Check each line of the listing for the word "type" and give only the number of lines that have it.

>> start GIVEN INFORMATION

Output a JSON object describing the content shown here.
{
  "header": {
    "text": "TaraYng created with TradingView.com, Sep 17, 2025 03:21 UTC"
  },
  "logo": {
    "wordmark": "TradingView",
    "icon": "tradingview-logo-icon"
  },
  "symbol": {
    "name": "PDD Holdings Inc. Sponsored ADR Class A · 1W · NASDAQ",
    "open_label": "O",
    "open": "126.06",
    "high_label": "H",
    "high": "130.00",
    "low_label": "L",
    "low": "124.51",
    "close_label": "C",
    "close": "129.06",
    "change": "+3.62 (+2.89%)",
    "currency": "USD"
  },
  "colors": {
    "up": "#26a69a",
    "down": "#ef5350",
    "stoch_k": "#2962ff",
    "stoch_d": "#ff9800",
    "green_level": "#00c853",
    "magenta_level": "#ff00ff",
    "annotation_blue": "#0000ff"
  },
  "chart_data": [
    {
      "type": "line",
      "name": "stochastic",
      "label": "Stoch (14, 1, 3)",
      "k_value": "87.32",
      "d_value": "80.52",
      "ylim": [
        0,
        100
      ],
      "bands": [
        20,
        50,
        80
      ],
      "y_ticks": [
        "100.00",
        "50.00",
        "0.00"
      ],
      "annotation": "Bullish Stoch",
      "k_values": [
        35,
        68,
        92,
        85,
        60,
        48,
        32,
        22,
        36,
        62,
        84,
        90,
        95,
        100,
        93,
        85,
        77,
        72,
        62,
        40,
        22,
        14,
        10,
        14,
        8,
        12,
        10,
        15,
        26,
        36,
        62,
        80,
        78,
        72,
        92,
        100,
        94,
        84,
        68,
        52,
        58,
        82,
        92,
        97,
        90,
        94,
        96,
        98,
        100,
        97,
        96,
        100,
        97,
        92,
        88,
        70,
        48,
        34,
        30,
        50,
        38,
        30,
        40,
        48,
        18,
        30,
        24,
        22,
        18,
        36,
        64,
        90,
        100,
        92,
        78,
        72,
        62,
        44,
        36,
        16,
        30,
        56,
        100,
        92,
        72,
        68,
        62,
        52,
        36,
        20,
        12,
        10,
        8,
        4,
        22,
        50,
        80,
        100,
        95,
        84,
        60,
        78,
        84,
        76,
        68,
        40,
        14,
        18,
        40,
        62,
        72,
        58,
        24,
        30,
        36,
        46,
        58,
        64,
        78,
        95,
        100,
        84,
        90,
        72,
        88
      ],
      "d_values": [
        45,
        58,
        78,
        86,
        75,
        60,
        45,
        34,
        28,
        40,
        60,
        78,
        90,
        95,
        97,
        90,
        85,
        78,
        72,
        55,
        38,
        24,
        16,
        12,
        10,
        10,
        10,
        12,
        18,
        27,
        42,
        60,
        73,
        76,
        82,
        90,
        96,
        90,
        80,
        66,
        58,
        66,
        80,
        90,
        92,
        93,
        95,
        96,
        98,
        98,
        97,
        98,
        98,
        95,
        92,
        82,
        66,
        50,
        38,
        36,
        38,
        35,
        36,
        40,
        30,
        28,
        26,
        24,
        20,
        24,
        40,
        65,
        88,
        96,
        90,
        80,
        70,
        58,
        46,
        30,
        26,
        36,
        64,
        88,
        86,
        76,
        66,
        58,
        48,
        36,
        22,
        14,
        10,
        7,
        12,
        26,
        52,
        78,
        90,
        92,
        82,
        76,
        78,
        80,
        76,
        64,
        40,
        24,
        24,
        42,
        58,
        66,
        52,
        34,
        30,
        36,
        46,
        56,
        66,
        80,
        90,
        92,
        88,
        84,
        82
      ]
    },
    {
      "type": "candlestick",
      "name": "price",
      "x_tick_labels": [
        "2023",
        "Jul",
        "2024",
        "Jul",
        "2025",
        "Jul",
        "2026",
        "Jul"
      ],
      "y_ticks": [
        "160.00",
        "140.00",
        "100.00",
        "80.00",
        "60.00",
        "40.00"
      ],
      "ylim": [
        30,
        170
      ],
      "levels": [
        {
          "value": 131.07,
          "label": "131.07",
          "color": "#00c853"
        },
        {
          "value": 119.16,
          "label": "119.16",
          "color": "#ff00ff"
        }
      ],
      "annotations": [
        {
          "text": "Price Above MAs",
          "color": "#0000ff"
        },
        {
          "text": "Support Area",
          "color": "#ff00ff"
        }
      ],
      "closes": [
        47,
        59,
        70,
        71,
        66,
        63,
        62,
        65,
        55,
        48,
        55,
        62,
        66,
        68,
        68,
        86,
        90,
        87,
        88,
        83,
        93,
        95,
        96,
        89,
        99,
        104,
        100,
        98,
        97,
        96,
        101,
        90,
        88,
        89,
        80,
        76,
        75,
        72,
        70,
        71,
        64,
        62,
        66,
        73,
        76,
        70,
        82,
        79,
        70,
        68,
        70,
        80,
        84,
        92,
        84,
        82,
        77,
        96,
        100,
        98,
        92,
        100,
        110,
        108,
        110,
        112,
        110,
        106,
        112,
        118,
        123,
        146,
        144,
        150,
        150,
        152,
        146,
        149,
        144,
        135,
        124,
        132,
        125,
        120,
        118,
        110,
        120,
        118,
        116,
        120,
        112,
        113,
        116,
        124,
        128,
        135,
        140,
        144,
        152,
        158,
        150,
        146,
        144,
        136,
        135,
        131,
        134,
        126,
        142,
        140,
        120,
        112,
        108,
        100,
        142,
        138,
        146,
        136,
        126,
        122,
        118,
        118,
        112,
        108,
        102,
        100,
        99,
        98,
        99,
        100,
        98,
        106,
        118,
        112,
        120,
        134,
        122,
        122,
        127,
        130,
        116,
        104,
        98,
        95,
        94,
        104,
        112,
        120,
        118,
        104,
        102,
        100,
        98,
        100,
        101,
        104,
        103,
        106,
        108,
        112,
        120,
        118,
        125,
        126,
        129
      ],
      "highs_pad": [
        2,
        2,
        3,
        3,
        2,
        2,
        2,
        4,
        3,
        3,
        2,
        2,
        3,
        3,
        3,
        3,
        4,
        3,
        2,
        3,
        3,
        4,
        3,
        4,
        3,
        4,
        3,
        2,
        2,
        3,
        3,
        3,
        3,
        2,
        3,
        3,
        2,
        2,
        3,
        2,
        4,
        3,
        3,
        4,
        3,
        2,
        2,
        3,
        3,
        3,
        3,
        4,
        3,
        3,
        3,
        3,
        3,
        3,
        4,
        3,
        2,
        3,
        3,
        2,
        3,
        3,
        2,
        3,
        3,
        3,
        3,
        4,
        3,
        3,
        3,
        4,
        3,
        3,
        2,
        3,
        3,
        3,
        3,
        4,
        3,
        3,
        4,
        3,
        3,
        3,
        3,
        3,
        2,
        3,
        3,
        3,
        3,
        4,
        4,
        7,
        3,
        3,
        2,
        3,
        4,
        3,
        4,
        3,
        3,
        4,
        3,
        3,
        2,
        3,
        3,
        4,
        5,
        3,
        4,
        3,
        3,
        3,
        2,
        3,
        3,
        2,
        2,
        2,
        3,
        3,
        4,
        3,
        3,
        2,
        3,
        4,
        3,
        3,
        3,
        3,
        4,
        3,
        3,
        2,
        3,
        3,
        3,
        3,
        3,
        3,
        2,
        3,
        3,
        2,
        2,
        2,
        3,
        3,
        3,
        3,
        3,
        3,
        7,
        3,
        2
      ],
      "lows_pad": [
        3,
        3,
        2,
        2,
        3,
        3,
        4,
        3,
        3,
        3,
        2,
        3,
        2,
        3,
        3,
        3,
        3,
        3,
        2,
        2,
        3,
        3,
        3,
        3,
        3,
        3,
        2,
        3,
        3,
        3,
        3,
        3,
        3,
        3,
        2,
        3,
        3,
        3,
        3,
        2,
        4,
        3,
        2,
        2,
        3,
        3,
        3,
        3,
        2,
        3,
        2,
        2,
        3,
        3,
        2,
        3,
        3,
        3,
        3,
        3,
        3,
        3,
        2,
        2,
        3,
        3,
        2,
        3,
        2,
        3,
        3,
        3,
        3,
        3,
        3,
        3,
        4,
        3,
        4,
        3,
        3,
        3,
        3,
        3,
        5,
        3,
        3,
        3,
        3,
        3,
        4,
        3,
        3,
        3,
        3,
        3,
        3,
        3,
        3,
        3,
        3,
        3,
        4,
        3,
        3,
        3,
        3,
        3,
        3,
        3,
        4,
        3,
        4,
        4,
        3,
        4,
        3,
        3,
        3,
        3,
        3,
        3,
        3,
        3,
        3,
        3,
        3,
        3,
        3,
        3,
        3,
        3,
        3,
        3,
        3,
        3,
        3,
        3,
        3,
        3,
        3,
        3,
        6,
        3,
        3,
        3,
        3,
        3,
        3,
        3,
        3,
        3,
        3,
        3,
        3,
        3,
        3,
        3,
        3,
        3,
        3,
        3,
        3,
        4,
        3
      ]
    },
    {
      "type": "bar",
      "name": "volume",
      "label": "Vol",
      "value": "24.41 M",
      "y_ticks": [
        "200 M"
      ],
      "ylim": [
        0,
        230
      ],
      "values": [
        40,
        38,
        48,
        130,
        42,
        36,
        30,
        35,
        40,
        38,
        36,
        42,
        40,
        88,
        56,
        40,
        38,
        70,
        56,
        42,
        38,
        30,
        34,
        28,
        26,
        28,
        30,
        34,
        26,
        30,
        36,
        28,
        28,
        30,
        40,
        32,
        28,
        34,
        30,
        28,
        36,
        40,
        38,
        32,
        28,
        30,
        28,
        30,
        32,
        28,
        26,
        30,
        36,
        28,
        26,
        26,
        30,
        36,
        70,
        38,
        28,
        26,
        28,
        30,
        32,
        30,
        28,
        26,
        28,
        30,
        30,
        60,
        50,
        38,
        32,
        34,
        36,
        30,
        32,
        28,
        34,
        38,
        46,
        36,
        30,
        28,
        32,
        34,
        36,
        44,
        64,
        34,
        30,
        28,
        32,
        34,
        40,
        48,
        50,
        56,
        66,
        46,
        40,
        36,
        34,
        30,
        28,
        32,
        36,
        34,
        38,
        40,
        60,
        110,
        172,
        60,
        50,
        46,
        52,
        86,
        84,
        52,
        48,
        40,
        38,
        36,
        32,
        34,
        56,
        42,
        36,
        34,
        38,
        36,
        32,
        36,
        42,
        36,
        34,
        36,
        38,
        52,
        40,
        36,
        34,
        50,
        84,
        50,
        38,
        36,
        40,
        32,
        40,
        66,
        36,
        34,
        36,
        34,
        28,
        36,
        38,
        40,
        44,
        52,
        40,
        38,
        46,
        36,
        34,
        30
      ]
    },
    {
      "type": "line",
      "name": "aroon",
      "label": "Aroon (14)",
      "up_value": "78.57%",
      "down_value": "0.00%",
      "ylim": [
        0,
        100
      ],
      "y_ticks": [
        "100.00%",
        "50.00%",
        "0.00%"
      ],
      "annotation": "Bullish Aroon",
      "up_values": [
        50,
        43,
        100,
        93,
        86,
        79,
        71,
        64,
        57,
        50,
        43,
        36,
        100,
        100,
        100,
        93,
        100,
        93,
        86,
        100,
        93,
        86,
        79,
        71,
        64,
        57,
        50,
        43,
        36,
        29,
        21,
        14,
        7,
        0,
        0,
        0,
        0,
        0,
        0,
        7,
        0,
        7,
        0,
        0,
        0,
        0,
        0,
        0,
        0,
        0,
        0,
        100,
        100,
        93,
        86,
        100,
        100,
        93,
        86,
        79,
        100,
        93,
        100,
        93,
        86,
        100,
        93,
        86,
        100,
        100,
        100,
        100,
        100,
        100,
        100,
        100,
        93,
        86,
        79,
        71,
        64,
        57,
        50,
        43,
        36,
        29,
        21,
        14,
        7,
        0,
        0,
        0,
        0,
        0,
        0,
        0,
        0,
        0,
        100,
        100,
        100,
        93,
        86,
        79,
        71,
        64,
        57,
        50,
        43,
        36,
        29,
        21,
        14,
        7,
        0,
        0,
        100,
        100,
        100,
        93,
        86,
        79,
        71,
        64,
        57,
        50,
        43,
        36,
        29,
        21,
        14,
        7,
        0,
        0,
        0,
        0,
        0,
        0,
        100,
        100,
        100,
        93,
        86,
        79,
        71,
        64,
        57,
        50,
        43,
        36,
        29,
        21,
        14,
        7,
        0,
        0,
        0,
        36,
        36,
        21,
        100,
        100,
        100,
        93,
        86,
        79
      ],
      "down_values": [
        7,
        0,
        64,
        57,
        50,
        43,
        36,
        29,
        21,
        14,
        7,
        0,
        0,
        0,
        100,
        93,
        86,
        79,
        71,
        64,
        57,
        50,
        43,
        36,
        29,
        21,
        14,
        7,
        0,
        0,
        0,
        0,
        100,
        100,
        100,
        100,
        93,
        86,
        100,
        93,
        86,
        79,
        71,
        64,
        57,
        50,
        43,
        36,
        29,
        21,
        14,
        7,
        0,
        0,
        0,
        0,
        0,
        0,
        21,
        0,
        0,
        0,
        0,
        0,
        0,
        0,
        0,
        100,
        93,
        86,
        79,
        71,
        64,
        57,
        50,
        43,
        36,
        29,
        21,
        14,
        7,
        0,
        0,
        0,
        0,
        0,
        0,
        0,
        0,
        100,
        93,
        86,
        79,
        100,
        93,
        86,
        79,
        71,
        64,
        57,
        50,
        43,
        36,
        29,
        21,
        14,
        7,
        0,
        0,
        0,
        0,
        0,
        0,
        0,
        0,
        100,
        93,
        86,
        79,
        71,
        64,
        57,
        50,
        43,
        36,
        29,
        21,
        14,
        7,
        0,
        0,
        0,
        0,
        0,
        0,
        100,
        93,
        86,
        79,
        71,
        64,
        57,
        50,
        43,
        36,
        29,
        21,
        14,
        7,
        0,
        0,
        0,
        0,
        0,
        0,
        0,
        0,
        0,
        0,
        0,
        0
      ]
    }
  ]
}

>> end GIVEN INFORMATION

ANSWER IN FULL:
4